WHAT YOU ARE ASKED TO DO: Quote the data below in full, please, without altering anything.

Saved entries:
........
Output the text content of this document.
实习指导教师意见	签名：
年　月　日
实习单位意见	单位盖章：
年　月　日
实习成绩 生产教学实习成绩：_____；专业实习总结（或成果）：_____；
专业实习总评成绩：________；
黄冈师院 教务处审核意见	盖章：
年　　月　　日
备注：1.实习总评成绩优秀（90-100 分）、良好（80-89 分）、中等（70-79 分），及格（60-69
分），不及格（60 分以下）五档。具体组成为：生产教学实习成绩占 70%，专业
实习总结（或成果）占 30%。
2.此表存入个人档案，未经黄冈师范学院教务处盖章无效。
........
EXERCISE ANSWER:
Output the text content of this document.
实习指导教师意见	签名：
年　月　日
实习单位意见	单位盖章：
年　月　日
实习成绩 生产教学实习成绩：_____；专业实习总结（或成果）：_____；
专业实习总评成绩：________；
黄冈师院 教务处审核意见	盖章：
年　　月　　日
备注：1.实习总评成绩优秀（90-100 分）、良好（80-89 分）、中等（70-79 分），及格（60-69
分），不及格（60 分以下）五档。具体组成为：生产教学实习成绩占 70%，专业
实习总结（或成果）占 30%。
2.此表存入个人档案，未经黄冈师范学院教务处盖章无效。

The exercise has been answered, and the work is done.